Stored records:
┌────────
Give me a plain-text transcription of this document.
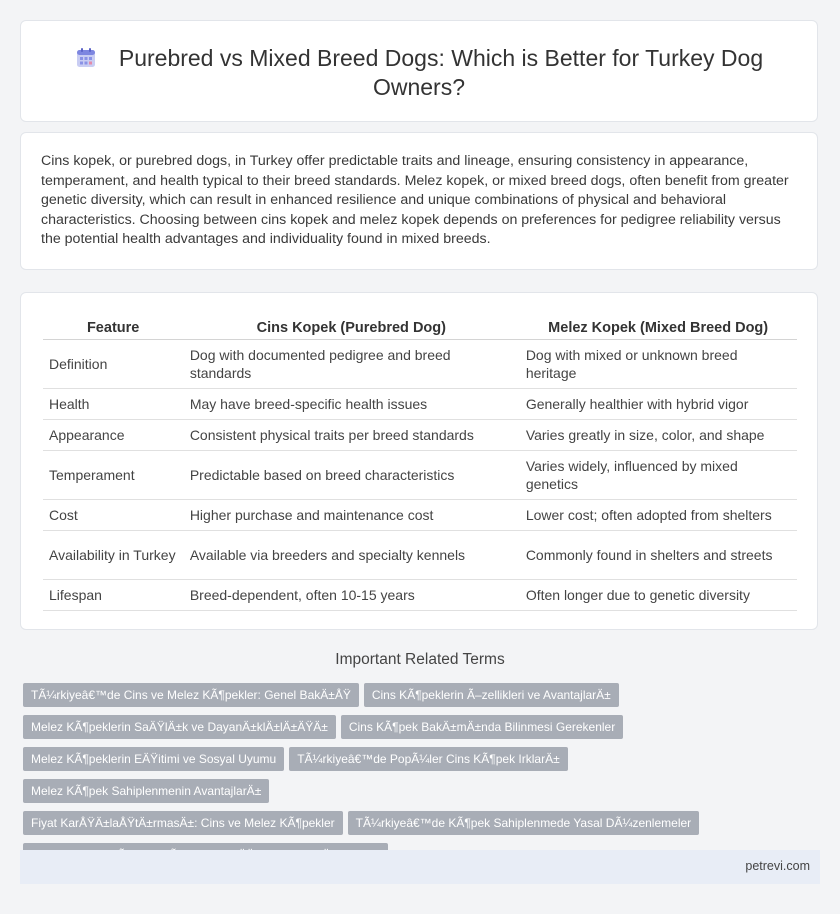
Purebred vs Mixed Breed Dogs: Which is Better for Turkey Dog Owners?

Cins kopek, or purebred dogs, in Turkey offer predictable traits and lineage, ensuring consistency in appearance, temperament, and health typical to their breed standards. Melez kopek, or mixed breed dogs, often benefit from greater genetic diversity, which can result in enhanced resilience and unique combinations of physical and behavioral characteristics. Choosing between cins kopek and melez kopek depends on preferences for pedigree reliability versus the potential health advantages and individuality found in mixed breeds.

Feature	Cins Kopek (Purebred Dog)	Melez Kopek (Mixed Breed Dog)
Definition	Dog with documented pedigree and breed standards	Dog with mixed or unknown breed heritage
Health	May have breed-specific health issues	Generally healthier with hybrid vigor
Appearance	Consistent physical traits per breed standards	Varies greatly in size, color, and shape
Temperament	Predictable based on breed characteristics	Varies widely, influenced by mixed genetics
Cost	Higher purchase and maintenance cost	Lower cost; often adopted from shelters
Availability in Turkey	Available via breeders and specialty kennels	Commonly found in shelters and streets
Lifespan	Breed-dependent, often 10-15 years	Often longer due to genetic diversity
Important Related Terms
TÃ¼rkiyeâ€™de Cins ve Melez KÃ¶pekler: Genel BakÄ±ÅŸ Cins KÃ¶peklerin Ã–zellikleri ve AvantajlarÄ±
Melez KÃ¶peklerin SaÄŸlÄ±k ve DayanÄ±klÄ±lÄ±ÄŸÄ± Cins KÃ¶pek BakÄ±mÄ±nda Bilinmesi Gerekenler
Melez KÃ¶peklerin EÄŸitimi ve Sosyal Uyumu TÃ¼rkiyeâ€™de PopÃ¼ler Cins KÃ¶pek IrklarÄ±Melez KÃ¶pek Sahiplenmenin AvantajlarÄ±
Fiyat KarÅŸÄ±laÅŸtÄ±rmasÄ±: Cins ve Melez KÃ¶pekler TÃ¼rkiyeâ€™de KÃ¶pek Sahiplenmede Yasal DÃ¼zenlemeler

petrevi.com
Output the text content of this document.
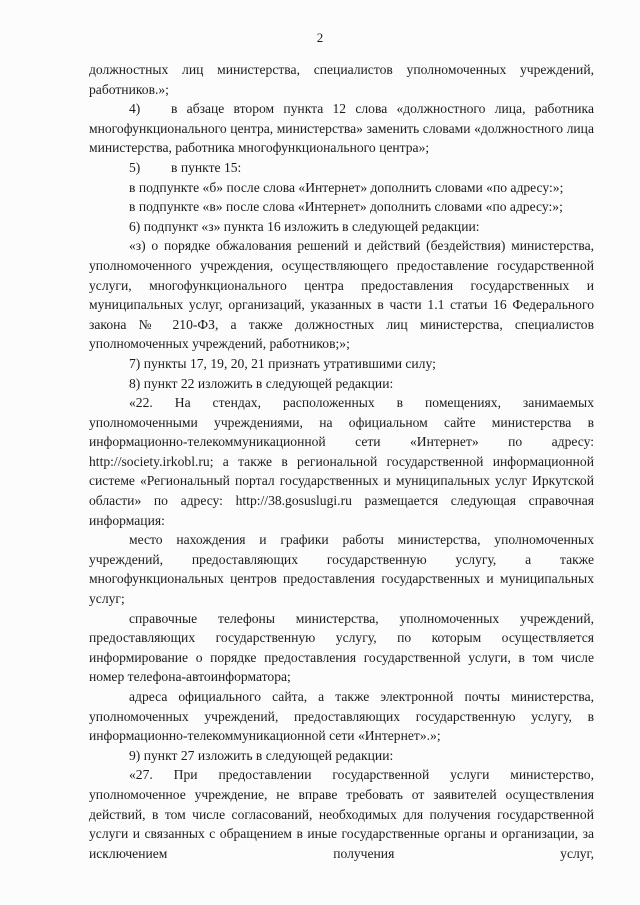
2

должностных лиц министерства, специалистов уполномоченных учреждений, работников.»;

4) в абзаце втором пункта 12 слова «должностного лица, работника многофункционального центра, министерства» заменить словами «должностного лица министерства, работника многофункционального центра»;

5) в пункте 15:

в подпункте «б» после слова «Интернет» дополнить словами «по адресу:»;

в подпункте «в» после слова «Интернет» дополнить словами «по адресу:»;

6) подпункт «з» пункта 16 изложить в следующей редакции:

«з) о порядке обжалования решений и действий (бездействия) министерства, уполномоченного учреждения, осуществляющего предоставление государственной услуги, многофункционального центра предоставления государственных и муниципальных услуг, организаций, указанных в части 1.1 статьи 16 Федерального закона № 210-ФЗ, а также должностных лиц министерства, специалистов уполномоченных учреждений, работников;»;

7) пункты 17, 19, 20, 21 признать утратившими силу;

8) пункт 22 изложить в следующей редакции:

«22. На стендах, расположенных в помещениях, занимаемых уполномоченными учреждениями, на официальном сайте министерства в информационно-телекоммуникационной сети «Интернет» по адресу: http://society.irkobl.ru; а также в региональной государственной информационной системе «Региональный портал государственных и муниципальных услуг Иркутской области» по адресу: http://38.gosuslugi.ru размещается следующая справочная информация:

место нахождения и графики работы министерства, уполномоченных учреждений, предоставляющих государственную услугу, а также многофункциональных центров предоставления государственных и муниципальных услуг;

справочные телефоны министерства, уполномоченных учреждений, предоставляющих государственную услугу, по которым осуществляется информирование о порядке предоставления государственной услуги, в том числе номер телефона-автоинформатора;

адреса официального сайта, а также электронной почты министерства, уполномоченных учреждений, предоставляющих государственную услугу, в информационно-телекоммуникационной сети «Интернет».»;

9) пункт 27 изложить в следующей редакции:

«27. При предоставлении государственной услуги министерство, уполномоченное учреждение, не вправе требовать от заявителей осуществления действий, в том числе согласований, необходимых для получения государственной услуги и связанных с обращением в иные государственные органы и организации, за исключением получения услуг,
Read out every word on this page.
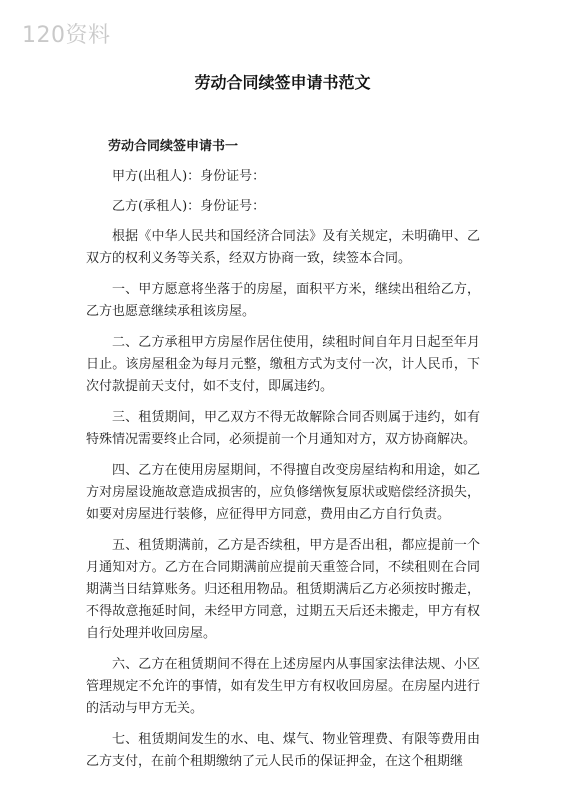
120资料
劳动合同续签申请书范文
劳动合同续签申请书一
甲方(出租人)：身份证号：
乙方(承租人)：身份证号：

根据《中华人民共和国经济合同法》及有关规定，未明确甲、乙双方的权利义务等关系，经双方协商一致，续签本合同。

一、甲方愿意将坐落于的房屋，面积平方米，继续出租给乙方，乙方也愿意继续承租该房屋。

二、乙方承租甲方房屋作居住使用，续租时间自年月日起至年月日止。该房屋租金为每月元整，缴租方式为支付一次，计人民币，下次付款提前天支付，如不支付，即属违约。

三、租赁期间，甲乙双方不得无故解除合同否则属于违约，如有特殊情况需要终止合同，必须提前一个月通知对方，双方协商解决。

四、乙方在使用房屋期间，不得擅自改变房屋结构和用途，如乙方对房屋设施故意造成损害的，应负修缮恢复原状或赔偿经济损失，如要对房屋进行装修，应征得甲方同意，费用由乙方自行负责。

五、租赁期满前，乙方是否续租，甲方是否出租，都应提前一个月通知对方。乙方在合同期满前应提前天重签合同，不续租则在合同期满当日结算账务。归还租用物品。租赁期满后乙方必须按时搬走，不得故意拖延时间，未经甲方同意，过期五天后还未搬走，甲方有权自行处理并收回房屋。

六、乙方在租赁期间不得在上述房屋内从事国家法律法规、小区管理规定不允许的事情，如有发生甲方有权收回房屋。在房屋内进行的活动与甲方无关。

七、租赁期间发生的水、电、煤气、物业管理费、有限等费用由乙方支付，在前个租期缴纳了元人民币的保证押金，在这个租期继
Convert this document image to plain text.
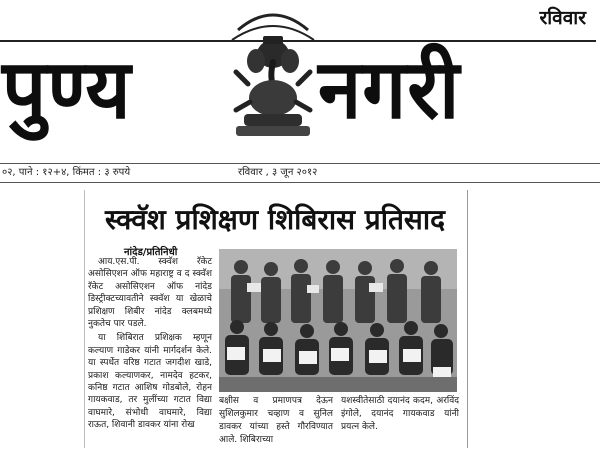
रविवार
पुण्य नगरी
०२, पाने : १२+४, किंमत : ३ रुपये	रविवार , ३ जून २०१२
स्क्वॅश प्रशिक्षण शिबिरास प्रतिसाद
नांदेड/प्रतिनिधी

आय.एस.पी. स्क्वॅश रॅकेट असोसिएशन ऑफ महाराष्ट्र व द स्क्वॅश रॅकेट असोसिएशन ऑफ नांदेड डिस्ट्रीक्टच्यावतीने स्क्वॅश या खेळाचे प्रशिक्षण शिबीर नांदेड क्लबमध्ये नुकतेच पार पडले.

या शिबिरात प्रशिक्षक म्हणून कल्याण गाडेकर यांनी मार्गदर्शन केले. या स्पर्धेत वरिष्ठ गटात जगदीश खाडे, प्रकाश कल्याणकर, नामदेव हटकर, कनिष्ठ गटात आशिष गोडबोले, रोहन गायकवाड, तर मुलींच्या गटात विद्या वाघमारे, संभोधी वाघमारे, विद्या राऊत, शिवानी डावकर यांना रोख

बक्षीस व प्रमाणपत्र देऊन सुशिलकुमार चव्हाण व सुनिल डावकर यांच्या हस्ते गौरविण्यात आले. शिबिराच्या
यशस्वीतेसाठी दयानंद कदम, अरविंद इंगोले, दयानंद गायकवाड यांनी प्रयत्न केले.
└────────
Exercise goal:
From the data, pick out every line that includes "with".

Reply:
Definition	Dog with documented pedigree and breed standards	Dog with mixed or unknown breed heritage
Health	May have breed-specific health issues	Generally healthier with hybrid vigor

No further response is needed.